- **Items from a figure collection**
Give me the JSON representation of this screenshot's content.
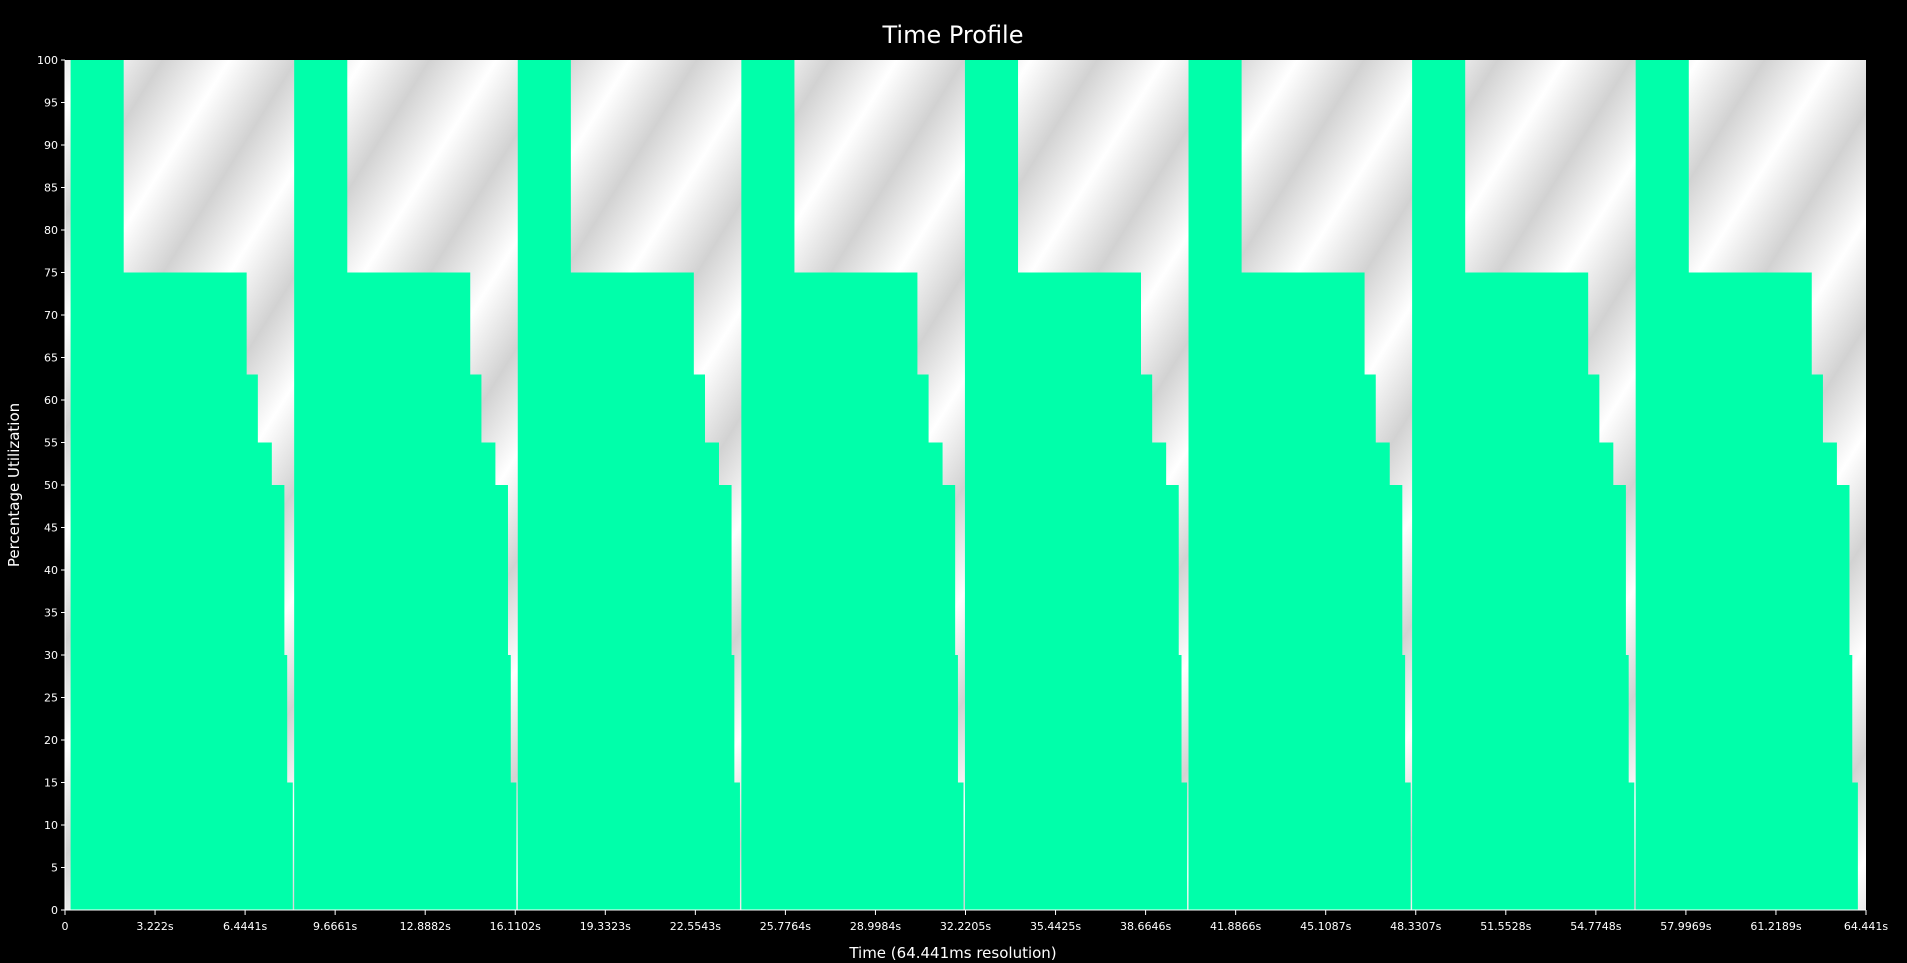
{
  "chart_data": {
    "type": "area",
    "title": "Time Profile",
    "xlabel": "Time (64.441ms resolution)",
    "ylabel": "Percentage Utilization",
    "xlim": [
      0,
      64.441
    ],
    "ylim": [
      0,
      100
    ],
    "y_ticks": [
      0,
      5,
      10,
      15,
      20,
      25,
      30,
      35,
      40,
      45,
      50,
      55,
      60,
      65,
      70,
      75,
      80,
      85,
      90,
      95,
      100
    ],
    "x_ticks": [
      {
        "value": 0,
        "label": "0"
      },
      {
        "value": 3.222,
        "label": "3.222s"
      },
      {
        "value": 6.4441,
        "label": "6.4441s"
      },
      {
        "value": 9.6661,
        "label": "9.6661s"
      },
      {
        "value": 12.8882,
        "label": "12.8882s"
      },
      {
        "value": 16.1102,
        "label": "16.1102s"
      },
      {
        "value": 19.3323,
        "label": "19.3323s"
      },
      {
        "value": 22.5543,
        "label": "22.5543s"
      },
      {
        "value": 25.7764,
        "label": "25.7764s"
      },
      {
        "value": 28.9984,
        "label": "28.9984s"
      },
      {
        "value": 32.2205,
        "label": "32.2205s"
      },
      {
        "value": 35.4425,
        "label": "35.4425s"
      },
      {
        "value": 38.6646,
        "label": "38.6646s"
      },
      {
        "value": 41.8866,
        "label": "41.8866s"
      },
      {
        "value": 45.1087,
        "label": "45.1087s"
      },
      {
        "value": 48.3307,
        "label": "48.3307s"
      },
      {
        "value": 51.5528,
        "label": "51.5528s"
      },
      {
        "value": 54.7748,
        "label": "54.7748s"
      },
      {
        "value": 57.9969,
        "label": "57.9969s"
      },
      {
        "value": 61.2189,
        "label": "61.2189s"
      },
      {
        "value": 64.441,
        "label": "64.441s"
      }
    ],
    "series": [
      {
        "name": "Utilization",
        "color": "#00ffaa",
        "cycle_count": 8,
        "cycle_start_times": [
          0.2,
          8.2,
          16.2,
          24.2,
          32.2,
          40.2,
          48.2,
          56.2
        ],
        "cycle_profile": [
          {
            "t": 0.0,
            "v": 100
          },
          {
            "t": 1.7,
            "v": 100
          },
          {
            "t": 1.9,
            "v": 75
          },
          {
            "t": 6.0,
            "v": 75
          },
          {
            "t": 6.3,
            "v": 63
          },
          {
            "t": 6.7,
            "v": 55
          },
          {
            "t": 7.2,
            "v": 50
          },
          {
            "t": 7.55,
            "v": 50
          },
          {
            "t": 7.65,
            "v": 30
          },
          {
            "t": 7.75,
            "v": 15
          },
          {
            "t": 7.95,
            "v": 0
          }
        ]
      }
    ],
    "colors": {
      "fill": "#00ffaa",
      "background": "#000000",
      "plot_light": "#ffffff",
      "plot_dark": "#d6d6d6",
      "text": "#ffffff"
    }
  }
}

- **Brief**
The records above must be echoed exactly, minus their pictures.

- **Output**
Give me the JSON representation of this screenshot's content.
{
  "chart_data": {
    "type": "area",
    "title": "Time Profile",
    "xlabel": "Time (64.441ms resolution)",
    "ylabel": "Percentage Utilization",
    "xlim": [
      0,
      64.441
    ],
    "ylim": [
      0,
      100
    ],
    "y_ticks": [
      0,
      5,
      10,
      15,
      20,
      25,
      30,
      35,
      40,
      45,
      50,
      55,
      60,
      65,
      70,
      75,
      80,
      85,
      90,
      95,
      100
    ],
    "x_ticks": [
      {
        "value": 0,
        "label": "0"
      },
      {
        "value": 3.222,
        "label": "3.222s"
      },
      {
        "value": 6.4441,
        "label": "6.4441s"
      },
      {
        "value": 9.6661,
        "label": "9.6661s"
      },
      {
        "value": 12.8882,
        "label": "12.8882s"
      },
      {
        "value": 16.1102,
        "label": "16.1102s"
      },
      {
        "value": 19.3323,
        "label": "19.3323s"
      },
      {
        "value": 22.5543,
        "label": "22.5543s"
      },
      {
        "value": 25.7764,
        "label": "25.7764s"
      },
      {
        "value": 28.9984,
        "label": "28.9984s"
      },
      {
        "value": 32.2205,
        "label": "32.2205s"
      },
      {
        "value": 35.4425,
        "label": "35.4425s"
      },
      {
        "value": 38.6646,
        "label": "38.6646s"
      },
      {
        "value": 41.8866,
        "label": "41.8866s"
      },
      {
        "value": 45.1087,
        "label": "45.1087s"
      },
      {
        "value": 48.3307,
        "label": "48.3307s"
      },
      {
        "value": 51.5528,
        "label": "51.5528s"
      },
      {
        "value": 54.7748,
        "label": "54.7748s"
      },
      {
        "value": 57.9969,
        "label": "57.9969s"
      },
      {
        "value": 61.2189,
        "label": "61.2189s"
      },
      {
        "value": 64.441,
        "label": "64.441s"
      }
    ],
    "series": [
      {
        "name": "Utilization",
        "color": "#00ffaa",
        "cycle_count": 8,
        "cycle_start_times": [
          0.2,
          8.2,
          16.2,
          24.2,
          32.2,
          40.2,
          48.2,
          56.2
        ],
        "cycle_profile": [
          {
            "t": 0.0,
            "v": 100
          },
          {
            "t": 1.7,
            "v": 100
          },
          {
            "t": 1.9,
            "v": 75
          },
          {
            "t": 6.0,
            "v": 75
          },
          {
            "t": 6.3,
            "v": 63
          },
          {
            "t": 6.7,
            "v": 55
          },
          {
            "t": 7.2,
            "v": 50
          },
          {
            "t": 7.55,
            "v": 50
          },
          {
            "t": 7.65,
            "v": 30
          },
          {
            "t": 7.75,
            "v": 15
          },
          {
            "t": 7.95,
            "v": 0
          }
        ]
      }
    ],
    "colors": {
      "fill": "#00ffaa",
      "background": "#000000",
      "plot_light": "#ffffff",
      "plot_dark": "#d6d6d6",
      "text": "#ffffff"
    }
  }
}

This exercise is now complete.